------ PASSAGE SHOWN ------
Early this week attention focused on the first storm named by the Met Office and Met Eirann. “Abigail” was a typical winter Atlantic storm, one of many which would be expected to impact on the British Isles each year. The reason for naming storms is explained:
As the UK and Ireland’s National Met Services, the Met Office and Met Éireann operate to maintain public safety through severe weather warnings and forecasts. Working together, it is hoped that naming storms will help raise awareness of severe weather and ensure greater safety of the public. The Met Office and Met Éireann will continue to issue weather warnings in the normal way using the Met Office National Severe Weather Warning Service and Met Éireann Weather Warnings. A storm will then be named when it is deemed to have the potential to cause substantial impacts in the UK and/or Ireland. To avoid any confusion over naming, if a storm is the remnants of a tropical storm or hurricane that has moved across the Atlantic, the already established method of referring to it as, e.g. ‘Ex-hurricane X’ will continue.
Abigail brought strong winds and some disruption to Scotland and parts of Ireland, along with heavy rain. Here, in southern England, it was nothing unusual for November: breezy and wet.
------ MATERIAL ------
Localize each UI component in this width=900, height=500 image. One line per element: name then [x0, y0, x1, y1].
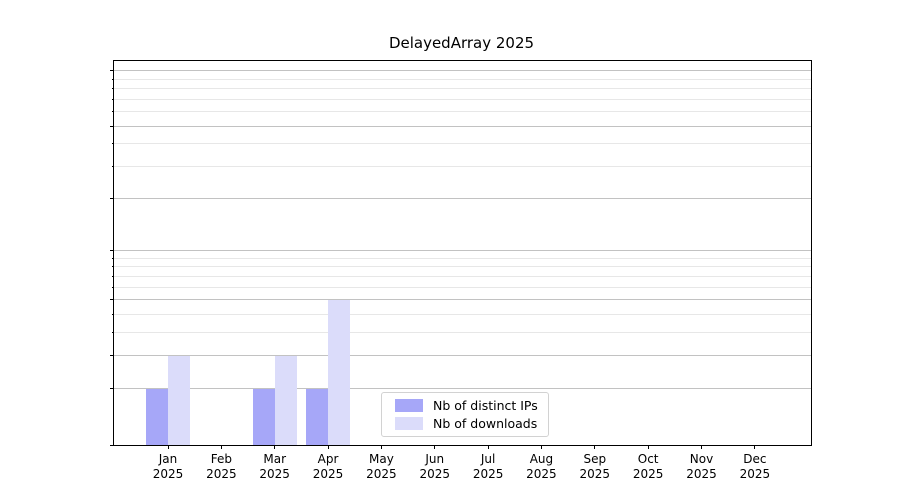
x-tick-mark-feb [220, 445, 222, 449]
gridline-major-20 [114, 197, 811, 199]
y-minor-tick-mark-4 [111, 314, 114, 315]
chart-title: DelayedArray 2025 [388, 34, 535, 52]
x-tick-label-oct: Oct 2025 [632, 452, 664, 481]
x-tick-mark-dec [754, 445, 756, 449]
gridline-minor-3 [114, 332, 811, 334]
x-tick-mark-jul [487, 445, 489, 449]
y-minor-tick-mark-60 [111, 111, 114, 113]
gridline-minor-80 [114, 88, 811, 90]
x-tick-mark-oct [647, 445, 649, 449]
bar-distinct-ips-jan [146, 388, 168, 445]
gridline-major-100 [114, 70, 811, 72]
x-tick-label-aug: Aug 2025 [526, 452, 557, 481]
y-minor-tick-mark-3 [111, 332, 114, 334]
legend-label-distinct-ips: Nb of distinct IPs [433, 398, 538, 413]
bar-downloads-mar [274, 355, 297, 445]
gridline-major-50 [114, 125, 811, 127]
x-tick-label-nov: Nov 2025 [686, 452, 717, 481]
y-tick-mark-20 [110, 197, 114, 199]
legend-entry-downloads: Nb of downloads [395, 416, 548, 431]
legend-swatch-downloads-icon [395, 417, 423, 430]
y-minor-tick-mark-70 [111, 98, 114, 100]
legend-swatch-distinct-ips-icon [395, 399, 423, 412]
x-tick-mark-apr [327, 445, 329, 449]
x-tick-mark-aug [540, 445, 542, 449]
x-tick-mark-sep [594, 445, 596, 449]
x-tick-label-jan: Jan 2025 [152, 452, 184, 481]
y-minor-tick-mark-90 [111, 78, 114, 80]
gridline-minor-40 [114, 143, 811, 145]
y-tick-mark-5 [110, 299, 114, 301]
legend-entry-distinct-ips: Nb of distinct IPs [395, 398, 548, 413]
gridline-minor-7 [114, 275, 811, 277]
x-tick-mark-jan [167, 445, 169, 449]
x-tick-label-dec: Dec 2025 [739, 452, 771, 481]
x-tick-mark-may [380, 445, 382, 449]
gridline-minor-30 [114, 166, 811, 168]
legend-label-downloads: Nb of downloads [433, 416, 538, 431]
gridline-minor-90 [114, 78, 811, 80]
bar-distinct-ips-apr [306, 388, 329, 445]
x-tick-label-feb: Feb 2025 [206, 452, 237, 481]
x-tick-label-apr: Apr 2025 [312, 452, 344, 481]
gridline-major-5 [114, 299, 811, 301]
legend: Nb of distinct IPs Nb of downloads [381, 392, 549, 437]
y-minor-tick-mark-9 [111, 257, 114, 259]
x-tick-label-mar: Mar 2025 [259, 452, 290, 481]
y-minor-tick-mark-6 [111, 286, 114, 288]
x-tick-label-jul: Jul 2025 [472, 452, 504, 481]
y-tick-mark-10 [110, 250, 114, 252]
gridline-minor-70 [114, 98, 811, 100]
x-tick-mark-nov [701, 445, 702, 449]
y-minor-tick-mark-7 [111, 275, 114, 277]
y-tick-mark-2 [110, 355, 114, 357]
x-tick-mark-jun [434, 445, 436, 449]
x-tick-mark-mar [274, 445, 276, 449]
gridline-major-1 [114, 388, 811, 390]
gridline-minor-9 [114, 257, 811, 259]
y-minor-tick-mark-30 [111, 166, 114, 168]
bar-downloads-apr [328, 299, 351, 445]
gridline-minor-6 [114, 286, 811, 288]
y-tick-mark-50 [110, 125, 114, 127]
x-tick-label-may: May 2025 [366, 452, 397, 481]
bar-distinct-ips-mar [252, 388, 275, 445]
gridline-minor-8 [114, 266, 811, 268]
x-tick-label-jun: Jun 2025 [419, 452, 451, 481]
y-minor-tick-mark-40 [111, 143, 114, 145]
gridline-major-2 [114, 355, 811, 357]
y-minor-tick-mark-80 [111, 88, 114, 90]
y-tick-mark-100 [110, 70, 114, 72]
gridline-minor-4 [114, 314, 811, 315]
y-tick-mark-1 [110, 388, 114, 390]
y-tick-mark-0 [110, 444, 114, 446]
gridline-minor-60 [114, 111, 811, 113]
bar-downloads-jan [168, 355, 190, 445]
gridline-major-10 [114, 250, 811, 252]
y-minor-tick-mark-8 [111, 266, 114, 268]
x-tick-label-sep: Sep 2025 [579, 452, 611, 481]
------
------ MATERIAL ------
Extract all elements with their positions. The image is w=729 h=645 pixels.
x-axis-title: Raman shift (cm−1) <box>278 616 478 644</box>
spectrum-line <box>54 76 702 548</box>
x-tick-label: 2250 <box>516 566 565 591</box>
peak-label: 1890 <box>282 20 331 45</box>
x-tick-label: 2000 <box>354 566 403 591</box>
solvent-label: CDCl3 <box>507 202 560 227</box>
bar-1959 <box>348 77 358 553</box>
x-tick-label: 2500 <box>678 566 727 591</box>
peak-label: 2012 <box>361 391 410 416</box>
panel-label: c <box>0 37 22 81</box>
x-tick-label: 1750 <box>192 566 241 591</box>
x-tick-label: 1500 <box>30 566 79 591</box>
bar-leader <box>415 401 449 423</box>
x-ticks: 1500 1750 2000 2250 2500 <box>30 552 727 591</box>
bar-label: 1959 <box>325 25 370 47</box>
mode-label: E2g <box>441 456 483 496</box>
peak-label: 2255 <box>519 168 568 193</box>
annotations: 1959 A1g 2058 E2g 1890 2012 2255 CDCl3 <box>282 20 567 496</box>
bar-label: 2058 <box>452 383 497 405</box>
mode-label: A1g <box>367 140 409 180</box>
------
------ MATERIAL ------
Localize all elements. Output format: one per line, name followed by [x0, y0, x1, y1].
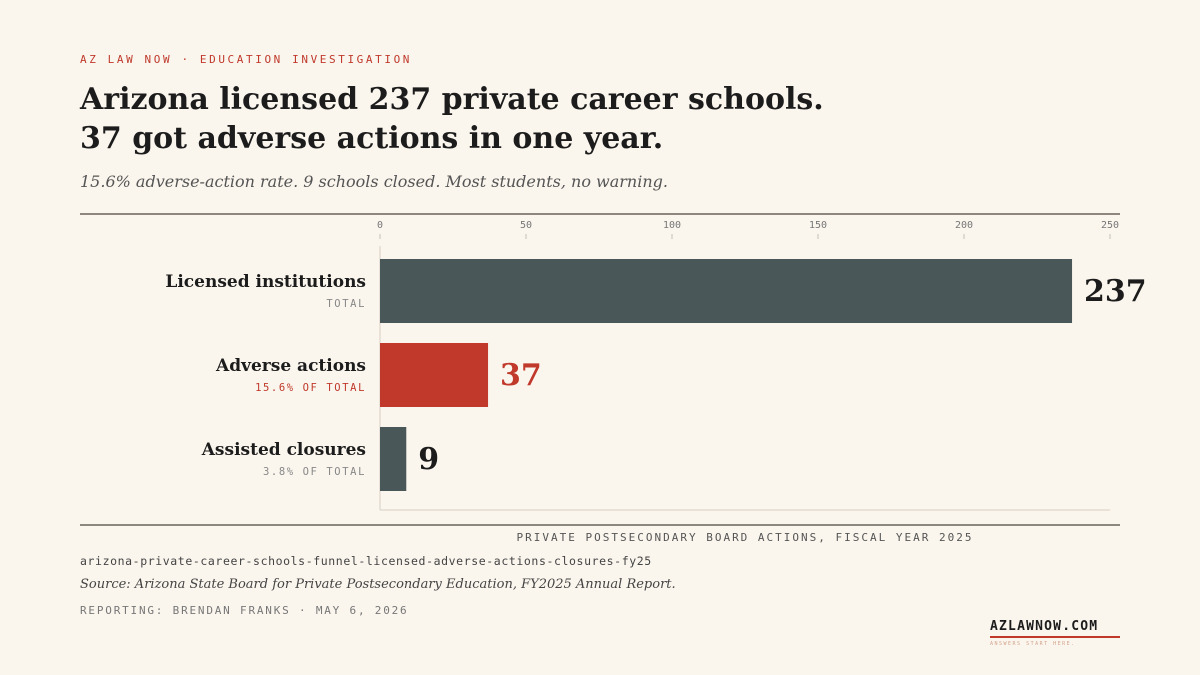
------
> _REQUESTS_
1. Set down the part of the storm-naming passage starting with "Abigail brought strong" and going on through "breezy and wet.".
2. What weather did Abigail bring to southern England, according to the storm-naming passage?

> _WRITTEN RESPONSES_
1.
Abigail brought strong winds and some disruption to Scotland and parts of Ireland, along with heavy rain. Here, in southern England, it was nothing unusual for November: breezy and wet.

2. Breezy and wet weather, nothing unusual for November.